◆ **Data lines**:

+++

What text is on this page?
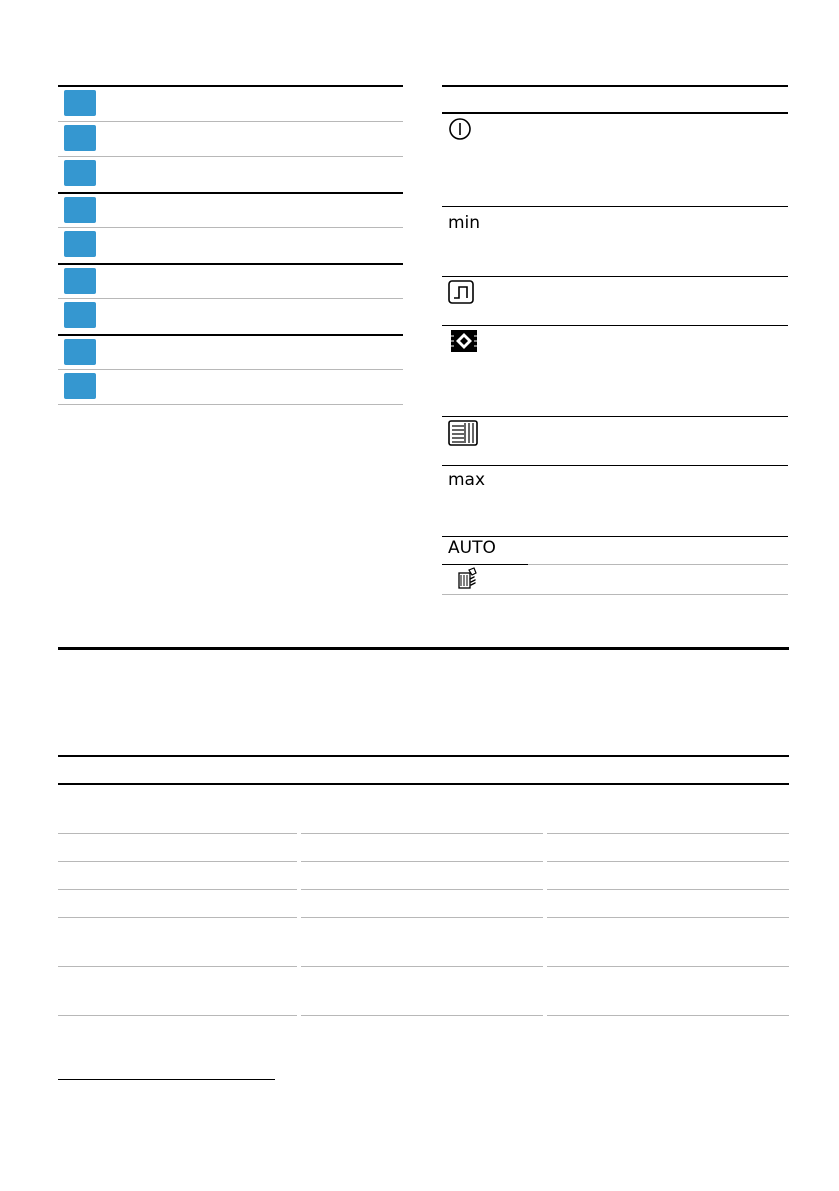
min
max
AUTO
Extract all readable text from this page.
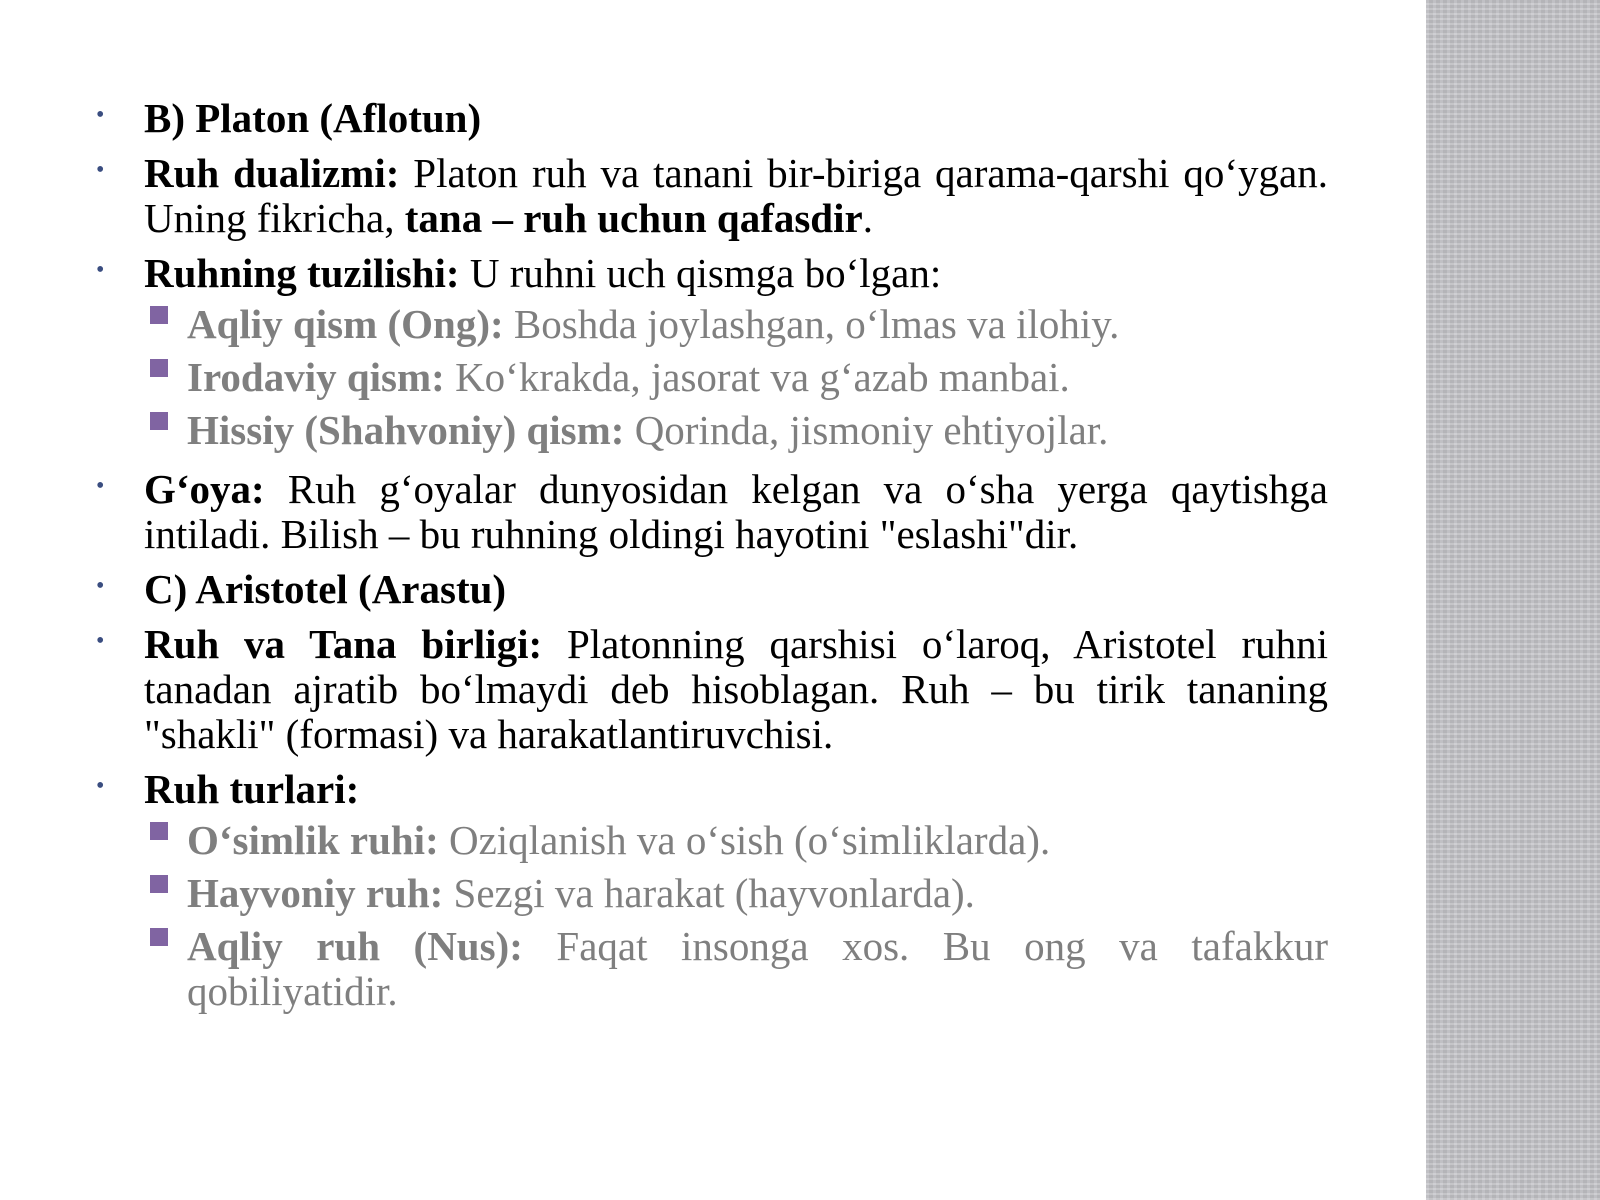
• B) Platon (Aflotun)
• Ruh dualizmi: Platon ruh va tanani bir-biriga qarama-qarshi qo‘ygan. Uning fikricha, tana – ruh uchun qafasdir.
• Ruhning tuzilishi: U ruhni uch qismga bo‘lgan:
Aqliy qism (Ong): Boshda joylashgan, o‘lmas va ilohiy.
Irodaviy qism: Ko‘krakda, jasorat va g‘azab manbai.
Hissiy (Shahvoniy) qism: Qorinda, jismoniy ehtiyojlar.
• G‘oya: Ruh g‘oyalar dunyosidan kelgan va o‘sha yerga qaytishga intiladi. Bilish – bu ruhning oldingi hayotini "eslashi"dir.
• C) Aristotel (Arastu)
• Ruh va Tana birligi: Platonning qarshisi o‘laroq, Aristotel ruhni tanadan ajratib bo‘lmaydi deb hisoblagan. Ruh – bu tirik tananing "shakli" (formasi) va harakatlantiruvchisi.
• Ruh turlari:
O‘simlik ruhi: Oziqlanish va o‘sish (o‘simliklarda).
Hayvoniy ruh: Sezgi va harakat (hayvonlarda).
Aqliy ruh (Nus): Faqat insonga xos. Bu ong va tafakkur qobiliyatidir.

+++

◆ **Task instructions**: Output the lines above in full and exactly as given, omitting any pictures.

◆ **Solution for this task**:
What text is on this page?
min
max
AUTO
Extract all readable text from this page.
• B) Platon (Aflotun)
• Ruh dualizmi: Platon ruh va tanani bir-biriga qarama-qarshi qo‘ygan. Uning fikricha, tana – ruh uchun qafasdir.
• Ruhning tuzilishi: U ruhni uch qismga bo‘lgan:
Aqliy qism (Ong): Boshda joylashgan, o‘lmas va ilohiy.
Irodaviy qism: Ko‘krakda, jasorat va g‘azab manbai.
Hissiy (Shahvoniy) qism: Qorinda, jismoniy ehtiyojlar.
• G‘oya: Ruh g‘oyalar dunyosidan kelgan va o‘sha yerga qaytishga intiladi. Bilish – bu ruhning oldingi hayotini "eslashi"dir.
• C) Aristotel (Arastu)
• Ruh va Tana birligi: Platonning qarshisi o‘laroq, Aristotel ruhni tanadan ajratib bo‘lmaydi deb hisoblagan. Ruh – bu tirik tananing "shakli" (formasi) va harakatlantiruvchisi.
• Ruh turlari:
O‘simlik ruhi: Oziqlanish va o‘sish (o‘simliklarda).
Hayvoniy ruh: Sezgi va harakat (hayvonlarda).
Aqliy ruh (Nus): Faqat insonga xos. Bu ong va tafakkur qobiliyatidir.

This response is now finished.